Required task
Retype the material in full, keeping every word the same.
......
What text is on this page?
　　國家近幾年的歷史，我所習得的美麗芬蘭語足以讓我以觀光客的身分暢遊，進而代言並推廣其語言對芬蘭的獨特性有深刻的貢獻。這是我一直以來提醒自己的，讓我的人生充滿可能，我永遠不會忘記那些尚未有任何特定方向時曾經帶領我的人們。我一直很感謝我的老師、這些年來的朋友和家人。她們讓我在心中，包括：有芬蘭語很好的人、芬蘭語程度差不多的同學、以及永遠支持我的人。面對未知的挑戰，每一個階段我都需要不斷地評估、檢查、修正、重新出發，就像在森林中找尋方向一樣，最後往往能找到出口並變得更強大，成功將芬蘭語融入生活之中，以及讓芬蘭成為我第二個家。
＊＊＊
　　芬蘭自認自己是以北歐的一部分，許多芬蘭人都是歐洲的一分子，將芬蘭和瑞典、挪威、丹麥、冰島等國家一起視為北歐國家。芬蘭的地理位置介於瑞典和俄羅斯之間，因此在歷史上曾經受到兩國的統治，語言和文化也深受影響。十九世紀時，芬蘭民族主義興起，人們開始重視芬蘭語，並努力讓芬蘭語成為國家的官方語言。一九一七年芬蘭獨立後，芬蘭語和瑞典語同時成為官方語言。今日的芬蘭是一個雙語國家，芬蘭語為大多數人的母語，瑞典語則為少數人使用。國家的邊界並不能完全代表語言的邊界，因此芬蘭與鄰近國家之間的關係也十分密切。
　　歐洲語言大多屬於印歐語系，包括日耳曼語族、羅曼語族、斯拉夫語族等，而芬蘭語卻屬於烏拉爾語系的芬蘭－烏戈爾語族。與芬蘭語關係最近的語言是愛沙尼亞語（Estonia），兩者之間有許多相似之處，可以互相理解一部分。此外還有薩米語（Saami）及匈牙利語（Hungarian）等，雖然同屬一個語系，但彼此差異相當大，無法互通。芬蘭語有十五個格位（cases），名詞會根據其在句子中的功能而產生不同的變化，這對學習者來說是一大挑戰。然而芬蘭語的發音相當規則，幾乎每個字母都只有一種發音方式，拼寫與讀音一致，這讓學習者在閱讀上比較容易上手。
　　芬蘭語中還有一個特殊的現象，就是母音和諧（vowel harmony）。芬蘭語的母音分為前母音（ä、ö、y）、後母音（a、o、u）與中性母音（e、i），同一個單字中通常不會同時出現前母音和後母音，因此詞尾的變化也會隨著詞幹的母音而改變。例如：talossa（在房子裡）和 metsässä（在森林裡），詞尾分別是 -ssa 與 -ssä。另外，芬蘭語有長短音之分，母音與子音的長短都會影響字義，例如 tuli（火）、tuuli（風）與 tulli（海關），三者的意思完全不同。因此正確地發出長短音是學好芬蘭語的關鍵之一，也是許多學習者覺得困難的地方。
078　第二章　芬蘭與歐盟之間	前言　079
......
Solved exercise
What text is on this page?
　　國家近幾年的歷史，我所習得的美麗芬蘭語足以讓我以觀光客的身分暢遊，進而代言並推廣其語言對芬蘭的獨特性有深刻的貢獻。這是我一直以來提醒自己的，讓我的人生充滿可能，我永遠不會忘記那些尚未有任何特定方向時曾經帶領我的人們。我一直很感謝我的老師、這些年來的朋友和家人。她們讓我在心中，包括：有芬蘭語很好的人、芬蘭語程度差不多的同學、以及永遠支持我的人。面對未知的挑戰，每一個階段我都需要不斷地評估、檢查、修正、重新出發，就像在森林中找尋方向一樣，最後往往能找到出口並變得更強大，成功將芬蘭語融入生活之中，以及讓芬蘭成為我第二個家。
＊＊＊
　　芬蘭自認自己是以北歐的一部分，許多芬蘭人都是歐洲的一分子，將芬蘭和瑞典、挪威、丹麥、冰島等國家一起視為北歐國家。芬蘭的地理位置介於瑞典和俄羅斯之間，因此在歷史上曾經受到兩國的統治，語言和文化也深受影響。十九世紀時，芬蘭民族主義興起，人們開始重視芬蘭語，並努力讓芬蘭語成為國家的官方語言。一九一七年芬蘭獨立後，芬蘭語和瑞典語同時成為官方語言。今日的芬蘭是一個雙語國家，芬蘭語為大多數人的母語，瑞典語則為少數人使用。國家的邊界並不能完全代表語言的邊界，因此芬蘭與鄰近國家之間的關係也十分密切。
　　歐洲語言大多屬於印歐語系，包括日耳曼語族、羅曼語族、斯拉夫語族等，而芬蘭語卻屬於烏拉爾語系的芬蘭－烏戈爾語族。與芬蘭語關係最近的語言是愛沙尼亞語（Estonia），兩者之間有許多相似之處，可以互相理解一部分。此外還有薩米語（Saami）及匈牙利語（Hungarian）等，雖然同屬一個語系，但彼此差異相當大，無法互通。芬蘭語有十五個格位（cases），名詞會根據其在句子中的功能而產生不同的變化，這對學習者來說是一大挑戰。然而芬蘭語的發音相當規則，幾乎每個字母都只有一種發音方式，拼寫與讀音一致，這讓學習者在閱讀上比較容易上手。
　　芬蘭語中還有一個特殊的現象，就是母音和諧（vowel harmony）。芬蘭語的母音分為前母音（ä、ö、y）、後母音（a、o、u）與中性母音（e、i），同一個單字中通常不會同時出現前母音和後母音，因此詞尾的變化也會隨著詞幹的母音而改變。例如：talossa（在房子裡）和 metsässä（在森林裡），詞尾分別是 -ssa 與 -ssä。另外，芬蘭語有長短音之分，母音與子音的長短都會影響字義，例如 tuli（火）、tuuli（風）與 tulli（海關），三者的意思完全不同。因此正確地發出長短音是學好芬蘭語的關鍵之一，也是許多學習者覺得困難的地方。
078　第二章　芬蘭與歐盟之間	前言　079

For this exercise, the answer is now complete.